__Problem details__: Start at the line containing "Extract the structured" and transcribe every line exactly through the end of the records below, and only those lines.

[Stored entries]
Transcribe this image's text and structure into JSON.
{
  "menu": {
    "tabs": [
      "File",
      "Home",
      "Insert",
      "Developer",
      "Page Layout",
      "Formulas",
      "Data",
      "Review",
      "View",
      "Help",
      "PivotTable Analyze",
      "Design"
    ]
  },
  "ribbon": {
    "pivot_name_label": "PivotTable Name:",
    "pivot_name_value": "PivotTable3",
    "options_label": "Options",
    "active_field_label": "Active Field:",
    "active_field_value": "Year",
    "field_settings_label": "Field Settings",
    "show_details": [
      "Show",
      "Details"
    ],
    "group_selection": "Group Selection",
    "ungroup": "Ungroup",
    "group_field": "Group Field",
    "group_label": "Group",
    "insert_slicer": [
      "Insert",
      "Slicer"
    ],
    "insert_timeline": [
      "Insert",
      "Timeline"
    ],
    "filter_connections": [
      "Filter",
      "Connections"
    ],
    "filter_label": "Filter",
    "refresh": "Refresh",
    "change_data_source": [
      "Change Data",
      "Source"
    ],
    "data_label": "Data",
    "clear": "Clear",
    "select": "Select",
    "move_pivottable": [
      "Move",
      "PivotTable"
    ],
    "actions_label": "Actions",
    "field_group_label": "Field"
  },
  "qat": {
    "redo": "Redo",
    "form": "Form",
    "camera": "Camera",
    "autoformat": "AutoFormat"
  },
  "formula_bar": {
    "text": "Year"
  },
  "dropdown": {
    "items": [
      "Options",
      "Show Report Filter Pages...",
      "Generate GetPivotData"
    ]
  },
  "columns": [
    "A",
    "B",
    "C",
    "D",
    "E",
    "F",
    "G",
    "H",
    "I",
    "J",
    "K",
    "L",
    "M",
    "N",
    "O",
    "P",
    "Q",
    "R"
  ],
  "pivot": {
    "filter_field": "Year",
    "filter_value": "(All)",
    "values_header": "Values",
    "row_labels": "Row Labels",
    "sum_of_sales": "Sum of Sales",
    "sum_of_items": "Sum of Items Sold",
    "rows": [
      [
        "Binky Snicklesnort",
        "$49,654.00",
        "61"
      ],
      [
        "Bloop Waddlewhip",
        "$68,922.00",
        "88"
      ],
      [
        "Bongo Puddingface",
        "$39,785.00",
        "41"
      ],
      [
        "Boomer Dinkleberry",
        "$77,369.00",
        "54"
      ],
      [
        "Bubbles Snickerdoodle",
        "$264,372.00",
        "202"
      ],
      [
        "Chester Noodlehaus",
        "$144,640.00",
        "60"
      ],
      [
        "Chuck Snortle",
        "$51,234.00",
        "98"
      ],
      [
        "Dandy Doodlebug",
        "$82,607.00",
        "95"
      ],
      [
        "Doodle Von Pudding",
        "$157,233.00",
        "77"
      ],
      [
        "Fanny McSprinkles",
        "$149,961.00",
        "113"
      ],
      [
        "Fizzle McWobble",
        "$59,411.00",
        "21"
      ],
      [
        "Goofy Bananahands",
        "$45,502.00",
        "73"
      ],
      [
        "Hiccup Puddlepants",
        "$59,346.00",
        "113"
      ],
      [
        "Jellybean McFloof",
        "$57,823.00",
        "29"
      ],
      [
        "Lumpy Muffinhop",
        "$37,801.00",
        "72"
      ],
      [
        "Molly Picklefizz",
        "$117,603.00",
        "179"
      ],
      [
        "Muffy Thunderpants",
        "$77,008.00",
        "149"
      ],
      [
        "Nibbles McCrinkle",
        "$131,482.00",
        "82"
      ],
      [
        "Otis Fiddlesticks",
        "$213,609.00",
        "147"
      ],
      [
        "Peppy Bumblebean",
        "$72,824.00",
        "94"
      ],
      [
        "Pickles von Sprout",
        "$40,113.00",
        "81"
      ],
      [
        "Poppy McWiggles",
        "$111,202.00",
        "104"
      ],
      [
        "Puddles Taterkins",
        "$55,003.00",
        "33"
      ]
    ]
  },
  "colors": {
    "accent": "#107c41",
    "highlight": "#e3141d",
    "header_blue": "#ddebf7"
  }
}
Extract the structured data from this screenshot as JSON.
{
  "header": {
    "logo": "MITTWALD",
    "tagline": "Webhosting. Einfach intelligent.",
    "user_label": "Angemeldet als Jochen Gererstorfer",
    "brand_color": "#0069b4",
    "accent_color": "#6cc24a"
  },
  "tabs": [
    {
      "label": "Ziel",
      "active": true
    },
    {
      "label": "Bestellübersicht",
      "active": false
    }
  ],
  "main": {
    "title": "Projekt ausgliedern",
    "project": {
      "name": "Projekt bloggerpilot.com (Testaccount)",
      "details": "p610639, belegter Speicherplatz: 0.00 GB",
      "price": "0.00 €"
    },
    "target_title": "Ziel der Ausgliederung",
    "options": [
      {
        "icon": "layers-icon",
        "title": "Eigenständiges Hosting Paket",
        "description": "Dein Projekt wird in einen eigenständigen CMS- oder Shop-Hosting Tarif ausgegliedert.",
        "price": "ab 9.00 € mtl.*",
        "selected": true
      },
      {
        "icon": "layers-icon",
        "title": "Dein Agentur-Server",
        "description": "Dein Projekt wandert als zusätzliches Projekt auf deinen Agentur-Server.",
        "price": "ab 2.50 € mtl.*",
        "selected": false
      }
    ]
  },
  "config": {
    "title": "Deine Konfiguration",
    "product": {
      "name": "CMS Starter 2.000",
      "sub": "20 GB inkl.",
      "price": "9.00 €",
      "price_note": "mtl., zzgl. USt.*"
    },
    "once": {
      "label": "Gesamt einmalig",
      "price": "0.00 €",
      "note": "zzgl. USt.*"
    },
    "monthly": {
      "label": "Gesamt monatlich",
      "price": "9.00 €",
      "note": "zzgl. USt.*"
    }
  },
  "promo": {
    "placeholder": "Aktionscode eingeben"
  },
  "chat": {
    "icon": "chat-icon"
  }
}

__Answer__:
Extract the structured data from this screenshot as JSON.
{
  "header": {
    "logo": "MITTWALD",
    "tagline": "Webhosting. Einfach intelligent.",
    "user_label": "Angemeldet als Jochen Gererstorfer",
    "brand_color": "#0069b4",
    "accent_color": "#6cc24a"
  },
  "tabs": [
    {
      "label": "Ziel",
      "active": true
    },
    {
      "label": "Bestellübersicht",
      "active": false
    }
  ],
  "main": {
    "title": "Projekt ausgliedern",
    "project": {
      "name": "Projekt bloggerpilot.com (Testaccount)",
      "details": "p610639, belegter Speicherplatz: 0.00 GB",
      "price": "0.00 €"
    },
    "target_title": "Ziel der Ausgliederung",
    "options": [
      {
        "icon": "layers-icon",
        "title": "Eigenständiges Hosting Paket",
        "description": "Dein Projekt wird in einen eigenständigen CMS- oder Shop-Hosting Tarif ausgegliedert.",
        "price": "ab 9.00 € mtl.*",
        "selected": true
      },
      {
        "icon": "layers-icon",
        "title": "Dein Agentur-Server",
        "description": "Dein Projekt wandert als zusätzliches Projekt auf deinen Agentur-Server.",
        "price": "ab 2.50 € mtl.*",
        "selected": false
      }
    ]
  },
  "config": {
    "title": "Deine Konfiguration",
    "product": {
      "name": "CMS Starter 2.000",
      "sub": "20 GB inkl.",
      "price": "9.00 €",
      "price_note": "mtl., zzgl. USt.*"
    },
    "once": {
      "label": "Gesamt einmalig",
      "price": "0.00 €",
      "note": "zzgl. USt.*"
    },
    "monthly": {
      "label": "Gesamt monatlich",
      "price": "9.00 €",
      "note": "zzgl. USt.*"
    }
  },
  "promo": {
    "placeholder": "Aktionscode eingeben"
  },
  "chat": {
    "icon": "chat-icon"
  }
}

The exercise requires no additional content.